Task description
Filter the entries that follow, copying every line in which the word "границы" appears.
----- Available data
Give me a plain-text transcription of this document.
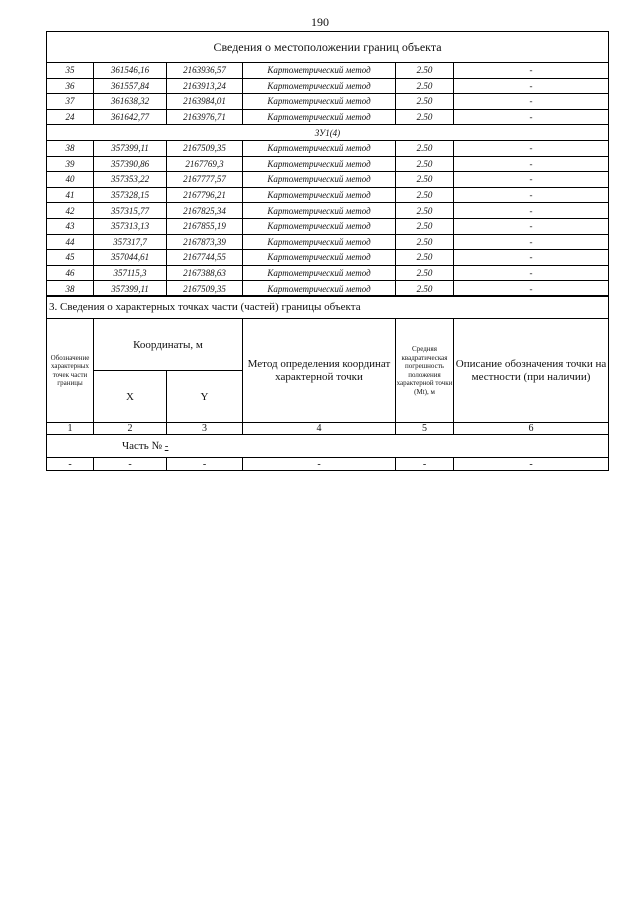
190
Сведения о местоположении границ объекта					
35	361546,16	2163936,57	Картометрический метод	2.50	-
36	361557,84	2163913,24	Картометрический метод	2.50	-
37	361638,32	2163984,01	Картометрический метод	2.50	-
24	361642,77	2163976,71	Картометрический метод	2.50	-
ЗУ1(4)					
38	357399,11	2167509,35	Картометрический метод	2.50	-
39	357390,86	2167769,3	Картометрический метод	2.50	-
40	357353,22	2167777,57	Картометрический метод	2.50	-
41	357328,15	2167796,21	Картометрический метод	2.50	-
42	357315,77	2167825,34	Картометрический метод	2.50	-
43	357313,13	2167855,19	Картометрический метод	2.50	-
44	357317,7	2167873,39	Картометрический метод	2.50	-
45	357044,61	2167744,55	Картометрический метод	2.50	-
46	357115,3	2167388,63	Картометрический метод	2.50	-
38	357399,11	2167509,35	Картометрический метод	2.50	-
3. Сведения о характерных точках части (частей) границы объекта					
Обозначение характерных точек части границы	Координаты, м		Метод определения координат характерной точки	Средняя квадратическая погрешность положения характерной точки (Mt), м	Описание обозначения точки на местности (при наличии)
	X	Y			
1	2	3	4	5	6
Часть № -					
-	-	-	-	-	-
----------
The completed task
3. Сведения о характерных точках части (частей) границы объекта					
Обозначение характерных точек части границы	Координаты, м		Метод определения координат характерной точки	Средняя квадратическая погрешность положения характерной точки (Mt), м	Описание обозначения точки на местности (при наличии)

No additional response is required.